— START Records —
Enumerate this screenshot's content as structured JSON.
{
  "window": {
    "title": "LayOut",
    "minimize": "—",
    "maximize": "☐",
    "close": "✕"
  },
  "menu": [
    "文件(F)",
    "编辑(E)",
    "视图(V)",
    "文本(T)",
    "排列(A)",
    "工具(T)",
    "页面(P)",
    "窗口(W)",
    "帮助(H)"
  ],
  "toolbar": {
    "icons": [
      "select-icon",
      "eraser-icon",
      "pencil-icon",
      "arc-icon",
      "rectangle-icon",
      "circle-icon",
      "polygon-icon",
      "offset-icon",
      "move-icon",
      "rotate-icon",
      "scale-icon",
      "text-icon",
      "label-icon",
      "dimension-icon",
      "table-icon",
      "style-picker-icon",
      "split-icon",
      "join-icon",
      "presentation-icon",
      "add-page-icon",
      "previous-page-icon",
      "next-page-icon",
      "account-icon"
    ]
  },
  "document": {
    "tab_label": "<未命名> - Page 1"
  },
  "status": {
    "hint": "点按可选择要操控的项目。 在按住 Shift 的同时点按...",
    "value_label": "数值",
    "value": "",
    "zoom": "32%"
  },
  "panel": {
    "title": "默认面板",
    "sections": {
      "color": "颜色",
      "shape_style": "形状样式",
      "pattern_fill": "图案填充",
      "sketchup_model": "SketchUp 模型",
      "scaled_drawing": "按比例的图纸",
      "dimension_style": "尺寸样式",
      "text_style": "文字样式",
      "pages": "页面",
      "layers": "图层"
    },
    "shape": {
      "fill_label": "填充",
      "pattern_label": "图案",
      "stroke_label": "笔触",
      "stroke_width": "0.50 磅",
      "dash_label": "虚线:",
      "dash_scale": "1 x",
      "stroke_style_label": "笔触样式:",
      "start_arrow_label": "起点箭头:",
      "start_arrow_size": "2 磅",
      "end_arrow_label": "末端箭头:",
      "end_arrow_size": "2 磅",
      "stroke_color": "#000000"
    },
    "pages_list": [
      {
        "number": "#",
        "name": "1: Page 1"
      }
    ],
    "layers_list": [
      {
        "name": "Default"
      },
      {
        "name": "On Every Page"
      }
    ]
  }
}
— END Records —
Copy every record above exactly as it appears.

● Output for this exercise:
Enumerate this screenshot's content as structured JSON.
{
  "window": {
    "title": "LayOut",
    "minimize": "—",
    "maximize": "☐",
    "close": "✕"
  },
  "menu": [
    "文件(F)",
    "编辑(E)",
    "视图(V)",
    "文本(T)",
    "排列(A)",
    "工具(T)",
    "页面(P)",
    "窗口(W)",
    "帮助(H)"
  ],
  "toolbar": {
    "icons": [
      "select-icon",
      "eraser-icon",
      "pencil-icon",
      "arc-icon",
      "rectangle-icon",
      "circle-icon",
      "polygon-icon",
      "offset-icon",
      "move-icon",
      "rotate-icon",
      "scale-icon",
      "text-icon",
      "label-icon",
      "dimension-icon",
      "table-icon",
      "style-picker-icon",
      "split-icon",
      "join-icon",
      "presentation-icon",
      "add-page-icon",
      "previous-page-icon",
      "next-page-icon",
      "account-icon"
    ]
  },
  "document": {
    "tab_label": "<未命名> - Page 1"
  },
  "status": {
    "hint": "点按可选择要操控的项目。 在按住 Shift 的同时点按...",
    "value_label": "数值",
    "value": "",
    "zoom": "32%"
  },
  "panel": {
    "title": "默认面板",
    "sections": {
      "color": "颜色",
      "shape_style": "形状样式",
      "pattern_fill": "图案填充",
      "sketchup_model": "SketchUp 模型",
      "scaled_drawing": "按比例的图纸",
      "dimension_style": "尺寸样式",
      "text_style": "文字样式",
      "pages": "页面",
      "layers": "图层"
    },
    "shape": {
      "fill_label": "填充",
      "pattern_label": "图案",
      "stroke_label": "笔触",
      "stroke_width": "0.50 磅",
      "dash_label": "虚线:",
      "dash_scale": "1 x",
      "stroke_style_label": "笔触样式:",
      "start_arrow_label": "起点箭头:",
      "start_arrow_size": "2 磅",
      "end_arrow_label": "末端箭头:",
      "end_arrow_size": "2 磅",
      "stroke_color": "#000000"
    },
    "pages_list": [
      {
        "number": "#",
        "name": "1: Page 1"
      }
    ],
    "layers_list": [
      {
        "name": "Default"
      },
      {
        "name": "On Every Page"
      }
    ]
  }
}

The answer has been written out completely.